Write out the records below once more, exactly as they stand.

begin Dataset content

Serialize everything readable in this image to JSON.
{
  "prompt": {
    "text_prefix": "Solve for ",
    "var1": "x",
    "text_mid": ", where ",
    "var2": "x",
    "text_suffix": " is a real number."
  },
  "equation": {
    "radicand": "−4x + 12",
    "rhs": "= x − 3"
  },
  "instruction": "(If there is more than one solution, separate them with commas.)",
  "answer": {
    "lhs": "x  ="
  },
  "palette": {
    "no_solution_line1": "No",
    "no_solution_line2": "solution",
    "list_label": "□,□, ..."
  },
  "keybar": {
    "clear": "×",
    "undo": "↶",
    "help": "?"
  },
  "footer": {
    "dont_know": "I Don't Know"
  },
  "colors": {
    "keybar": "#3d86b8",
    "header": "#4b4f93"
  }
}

end Dataset content

:: Answer to the exercise ::
Serialize everything readable in this image to JSON.
{
  "prompt": {
    "text_prefix": "Solve for ",
    "var1": "x",
    "text_mid": ", where ",
    "var2": "x",
    "text_suffix": " is a real number."
  },
  "equation": {
    "radicand": "−4x + 12",
    "rhs": "= x − 3"
  },
  "instruction": "(If there is more than one solution, separate them with commas.)",
  "answer": {
    "lhs": "x  ="
  },
  "palette": {
    "no_solution_line1": "No",
    "no_solution_line2": "solution",
    "list_label": "□,□, ..."
  },
  "keybar": {
    "clear": "×",
    "undo": "↶",
    "help": "?"
  },
  "footer": {
    "dont_know": "I Don't Know"
  },
  "colors": {
    "keybar": "#3d86b8",
    "header": "#4b4f93"
  }
}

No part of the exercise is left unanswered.